[Dataset rows about figures]

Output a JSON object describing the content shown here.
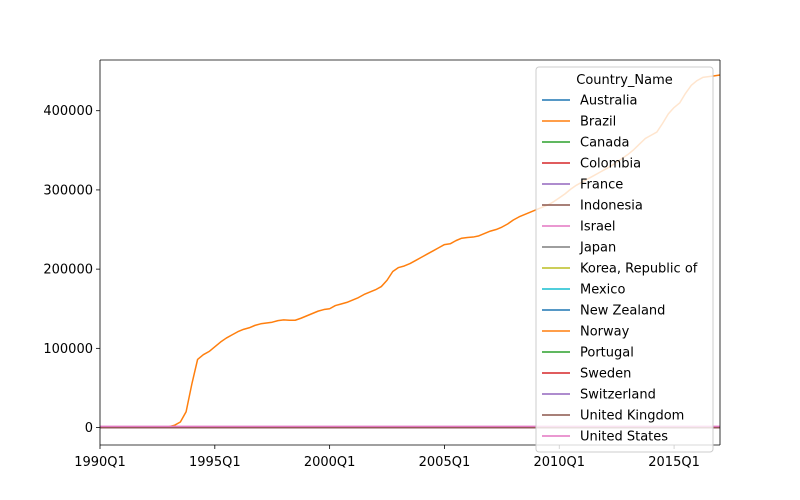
{
  "chart_data": {
    "type": "line",
    "title": "",
    "xlabel": "",
    "ylabel": "",
    "x_tick_labels": [
      "1990Q1",
      "1995Q1",
      "2000Q1",
      "2005Q1",
      "2010Q1",
      "2015Q1"
    ],
    "y_tick_labels": [
      "0",
      "100000",
      "200000",
      "300000",
      "400000"
    ],
    "xlim": [
      0,
      108
    ],
    "ylim": [
      -22000,
      464000
    ],
    "grid": false,
    "legend": {
      "title": "Country_Name",
      "placement": "top-right"
    },
    "series": [
      {
        "name": "Australia",
        "color": "#1f77b4",
        "x": [
          0,
          108
        ],
        "values": [
          0,
          0
        ]
      },
      {
        "name": "Brazil",
        "color": "#ff7f0e",
        "x": [
          0,
          10,
          12,
          13,
          14,
          15,
          16,
          17,
          18,
          19,
          20,
          21,
          22,
          23,
          24,
          25,
          26,
          27,
          28,
          29,
          30,
          31,
          32,
          33,
          34,
          35,
          36,
          37,
          38,
          39,
          40,
          41,
          42,
          43,
          44,
          45,
          46,
          47,
          48,
          49,
          50,
          51,
          52,
          53,
          54,
          55,
          56,
          57,
          58,
          59,
          60,
          61,
          62,
          63,
          64,
          65,
          66,
          67,
          68,
          69,
          70,
          71,
          72,
          73,
          74,
          75,
          76,
          77,
          78,
          79,
          80,
          81,
          82,
          83,
          84,
          85,
          86,
          87,
          88,
          89,
          90,
          91,
          92,
          93,
          94,
          95,
          96,
          97,
          98,
          99,
          100,
          101,
          102,
          103,
          104,
          105,
          106,
          107,
          108
        ],
        "values": [
          0,
          0,
          1000,
          3000,
          7000,
          20000,
          55000,
          86000,
          92000,
          96000,
          102000,
          108000,
          113000,
          117000,
          121000,
          124000,
          126000,
          129000,
          131000,
          132000,
          133000,
          135000,
          136000,
          135500,
          135500,
          138000,
          141000,
          144000,
          147000,
          149000,
          150000,
          154000,
          156000,
          158000,
          161000,
          164000,
          168000,
          171000,
          174000,
          178000,
          186000,
          197000,
          202000,
          204000,
          207000,
          211000,
          215000,
          219000,
          223000,
          227000,
          231000,
          232000,
          236000,
          239000,
          240000,
          240500,
          242000,
          245000,
          248000,
          250000,
          253000,
          257000,
          262000,
          266000,
          269000,
          272000,
          275000,
          278000,
          281000,
          285000,
          290000,
          295000,
          301000,
          306000,
          310000,
          314000,
          318000,
          322000,
          326000,
          330000,
          335000,
          340000,
          345000,
          351000,
          358000,
          365000,
          369000,
          373000,
          384000,
          396000,
          404000,
          410000,
          422000,
          432000,
          438000,
          442000,
          443000,
          444000,
          445000
        ]
      },
      {
        "name": "Canada",
        "color": "#2ca02c",
        "x": [
          0,
          108
        ],
        "values": [
          0,
          0
        ]
      },
      {
        "name": "Colombia",
        "color": "#d62728",
        "x": [
          0,
          108
        ],
        "values": [
          0,
          0
        ]
      },
      {
        "name": "France",
        "color": "#9467bd",
        "x": [
          0,
          108
        ],
        "values": [
          0,
          0
        ]
      },
      {
        "name": "Indonesia",
        "color": "#8c564b",
        "x": [
          0,
          108
        ],
        "values": [
          0,
          0
        ]
      },
      {
        "name": "Israel",
        "color": "#e377c2",
        "x": [
          0,
          108
        ],
        "values": [
          0,
          0
        ]
      },
      {
        "name": "Japan",
        "color": "#7f7f7f",
        "x": [
          0,
          108
        ],
        "values": [
          0,
          0
        ]
      },
      {
        "name": "Korea, Republic of",
        "color": "#bcbd22",
        "x": [
          0,
          108
        ],
        "values": [
          0,
          0
        ]
      },
      {
        "name": "Mexico",
        "color": "#17becf",
        "x": [
          0,
          108
        ],
        "values": [
          0,
          0
        ]
      },
      {
        "name": "New Zealand",
        "color": "#1f77b4",
        "x": [
          0,
          108
        ],
        "values": [
          0,
          0
        ]
      },
      {
        "name": "Norway",
        "color": "#ff7f0e",
        "x": [
          0,
          108
        ],
        "values": [
          0,
          0
        ]
      },
      {
        "name": "Portugal",
        "color": "#2ca02c",
        "x": [
          0,
          108
        ],
        "values": [
          0,
          0
        ]
      },
      {
        "name": "Sweden",
        "color": "#d62728",
        "x": [
          0,
          108
        ],
        "values": [
          0,
          0
        ]
      },
      {
        "name": "Switzerland",
        "color": "#9467bd",
        "x": [
          0,
          108
        ],
        "values": [
          0,
          0
        ]
      },
      {
        "name": "United Kingdom",
        "color": "#8c564b",
        "x": [
          0,
          108
        ],
        "values": [
          0,
          0
        ]
      },
      {
        "name": "United States",
        "color": "#e377c2",
        "x": [
          0,
          108
        ],
        "values": [
          1500,
          1500
        ]
      }
    ]
  }
}
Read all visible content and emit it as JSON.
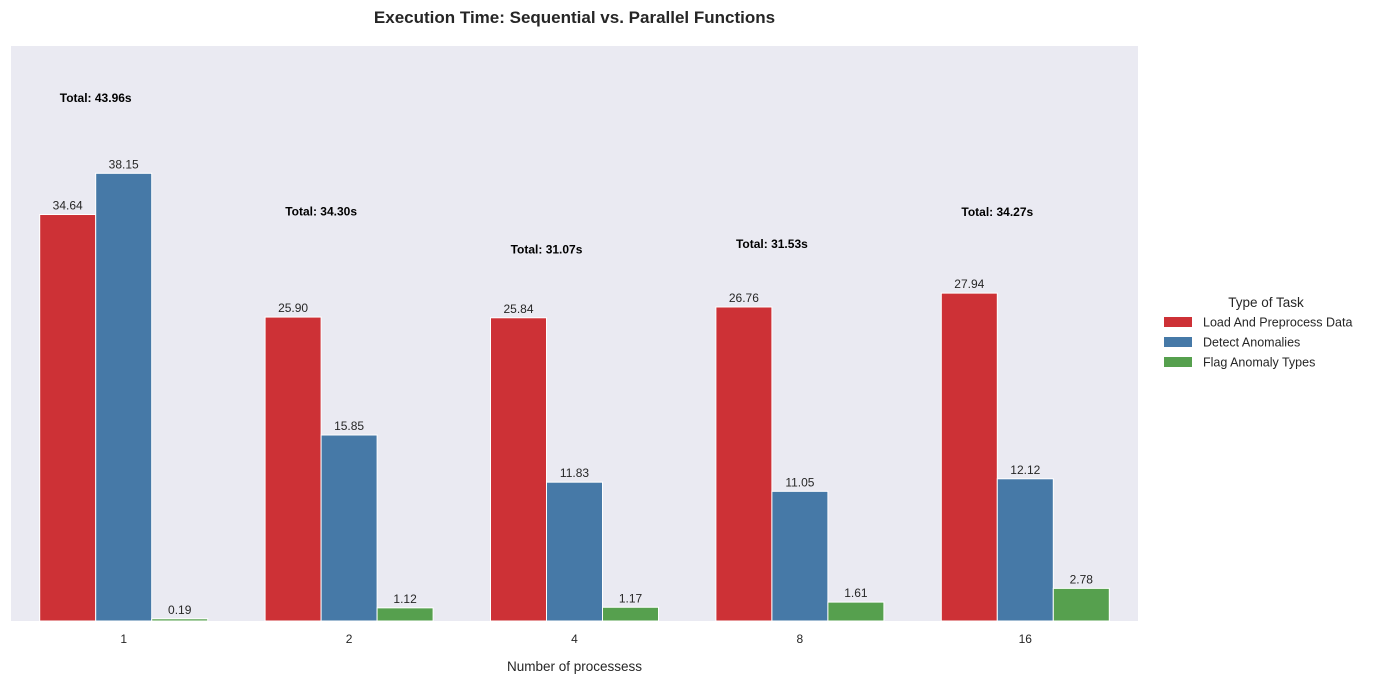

* TASK INSTRUCTIONS *
Find the word "JSON" in the data and copy out each line where it turns up.

* RESPONSE BELOW *
Output a JSON object describing the content shown here.
Read all visible content and emit it as JSON.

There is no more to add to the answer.